- **Goal of the exercise**:
An exact copy of the records is required, minus the pictures they hold.

# Start of Input material

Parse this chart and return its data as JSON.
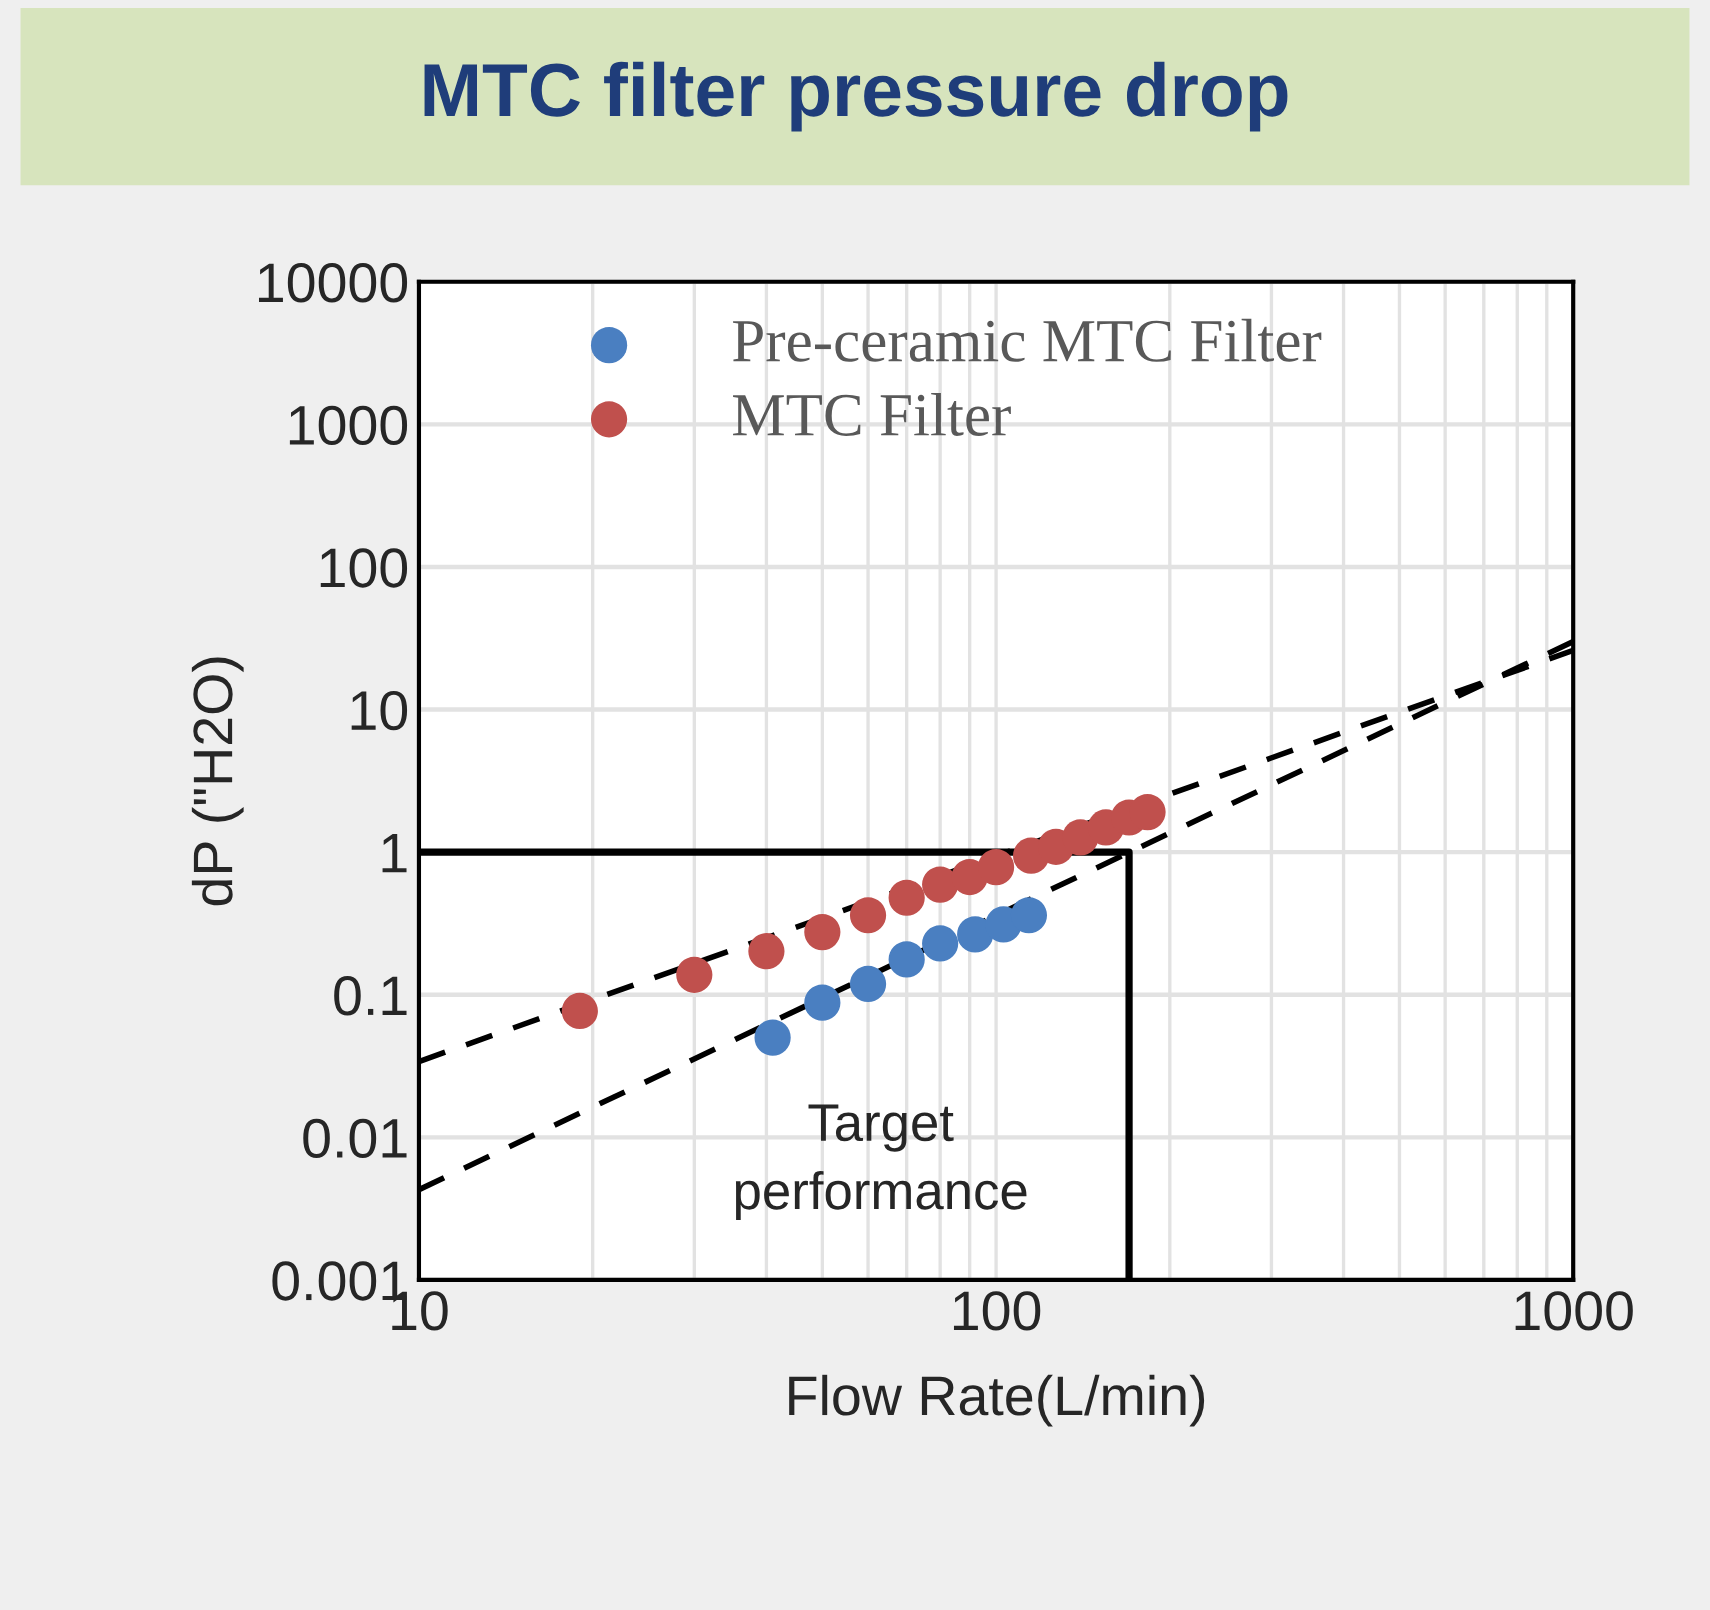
{
  "chart_data": {
    "type": "scatter",
    "title": "MTC filter pressure drop",
    "xlabel": "Flow Rate(L/min)",
    "ylabel": "dP (\"H2O)",
    "log": "xy",
    "xlim": [
      10,
      1000
    ],
    "xticks": [
      10,
      100,
      1000
    ],
    "ylim": [
      0.001,
      10000
    ],
    "yticks": [
      0.001,
      0.01,
      0.1,
      1,
      10,
      100,
      1000,
      10000
    ],
    "grid": true,
    "legend": "top left",
    "marker": "circle",
    "annotations": [
      "Target\nperformance"
    ],
    "series": [
      {
        "name": "Pre-ceramic MTC Filter",
        "color": "#4a7fc1",
        "x": [
          41,
          50,
          60,
          70,
          80,
          92,
          103,
          114
        ],
        "values": [
          0.05,
          0.088,
          0.119,
          0.177,
          0.229,
          0.265,
          0.311,
          0.361
        ]
      },
      {
        "name": "MTC Filter",
        "color": "#c0504d",
        "x": [
          19,
          30,
          40,
          50,
          60,
          70,
          80,
          90,
          100,
          115,
          127,
          140,
          155,
          170,
          183
        ],
        "values": [
          0.077,
          0.138,
          0.202,
          0.275,
          0.361,
          0.479,
          0.592,
          0.669,
          0.785,
          0.944,
          1.09,
          1.27,
          1.49,
          1.75,
          1.91
        ]
      },
      {
        "type": "line",
        "color": "#000000",
        "line_style": "dashed",
        "marker": "none",
        "x": [
          10,
          1000
        ],
        "values": [
          0.034,
          26
        ]
      },
      {
        "type": "line",
        "color": "#000000",
        "line_style": "dashed",
        "marker": "none",
        "x": [
          10,
          1000
        ],
        "values": [
          0.0043,
          30
        ]
      },
      {
        "type": "line",
        "color": "#000000",
        "line_style": "solid",
        "marker": "none",
        "x": [
          10,
          170,
          170
        ],
        "values": [
          1,
          1,
          0.001
        ]
      }
    ]
  }
}
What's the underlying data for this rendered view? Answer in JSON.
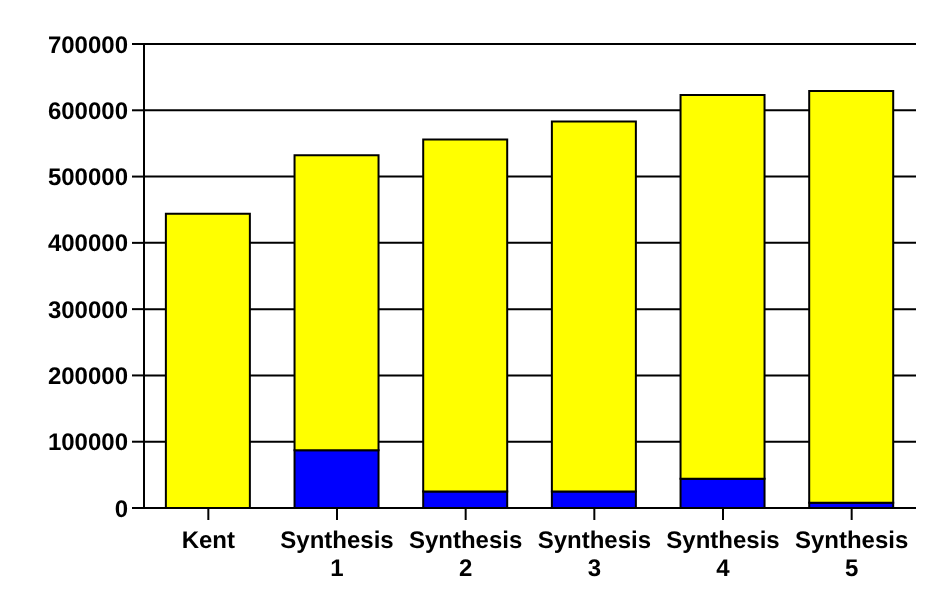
{
  "chart_data": {
    "type": "bar",
    "stacked": true,
    "categories": [
      "Kent",
      "Synthesis 1",
      "Synthesis 2",
      "Synthesis 3",
      "Synthesis 4",
      "Synthesis 5"
    ],
    "series": [
      {
        "color": "#0000ff",
        "values": [
          null,
          87000,
          25000,
          25000,
          44000,
          8000
        ]
      },
      {
        "color": "#ffff00",
        "values": [
          444000,
          445000,
          531000,
          558000,
          579000,
          621000
        ]
      }
    ],
    "ylim": [
      0,
      700000
    ],
    "yticks": [
      0,
      100000,
      200000,
      300000,
      400000,
      500000,
      600000,
      700000
    ],
    "grid": "y",
    "legend": false
  }
}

# End of Input material

- **Reply**:
Parse this chart and return its data as JSON.
{
  "chart_data": {
    "type": "scatter",
    "title": "MTC filter pressure drop",
    "xlabel": "Flow Rate(L/min)",
    "ylabel": "dP (\"H2O)",
    "log": "xy",
    "xlim": [
      10,
      1000
    ],
    "xticks": [
      10,
      100,
      1000
    ],
    "ylim": [
      0.001,
      10000
    ],
    "yticks": [
      0.001,
      0.01,
      0.1,
      1,
      10,
      100,
      1000,
      10000
    ],
    "grid": true,
    "legend": "top left",
    "marker": "circle",
    "annotations": [
      "Target\nperformance"
    ],
    "series": [
      {
        "name": "Pre-ceramic MTC Filter",
        "color": "#4a7fc1",
        "x": [
          41,
          50,
          60,
          70,
          80,
          92,
          103,
          114
        ],
        "values": [
          0.05,
          0.088,
          0.119,
          0.177,
          0.229,
          0.265,
          0.311,
          0.361
        ]
      },
      {
        "name": "MTC Filter",
        "color": "#c0504d",
        "x": [
          19,
          30,
          40,
          50,
          60,
          70,
          80,
          90,
          100,
          115,
          127,
          140,
          155,
          170,
          183
        ],
        "values": [
          0.077,
          0.138,
          0.202,
          0.275,
          0.361,
          0.479,
          0.592,
          0.669,
          0.785,
          0.944,
          1.09,
          1.27,
          1.49,
          1.75,
          1.91
        ]
      },
      {
        "type": "line",
        "color": "#000000",
        "line_style": "dashed",
        "marker": "none",
        "x": [
          10,
          1000
        ],
        "values": [
          0.034,
          26
        ]
      },
      {
        "type": "line",
        "color": "#000000",
        "line_style": "dashed",
        "marker": "none",
        "x": [
          10,
          1000
        ],
        "values": [
          0.0043,
          30
        ]
      },
      {
        "type": "line",
        "color": "#000000",
        "line_style": "solid",
        "marker": "none",
        "x": [
          10,
          170,
          170
        ],
        "values": [
          1,
          1,
          0.001
        ]
      }
    ]
  }
}
What's the underlying data for this rendered view? Answer in JSON.
{
  "chart_data": {
    "type": "bar",
    "stacked": true,
    "categories": [
      "Kent",
      "Synthesis 1",
      "Synthesis 2",
      "Synthesis 3",
      "Synthesis 4",
      "Synthesis 5"
    ],
    "series": [
      {
        "color": "#0000ff",
        "values": [
          null,
          87000,
          25000,
          25000,
          44000,
          8000
        ]
      },
      {
        "color": "#ffff00",
        "values": [
          444000,
          445000,
          531000,
          558000,
          579000,
          621000
        ]
      }
    ],
    "ylim": [
      0,
      700000
    ],
    "yticks": [
      0,
      100000,
      200000,
      300000,
      400000,
      500000,
      600000,
      700000
    ],
    "grid": "y",
    "legend": false
  }
}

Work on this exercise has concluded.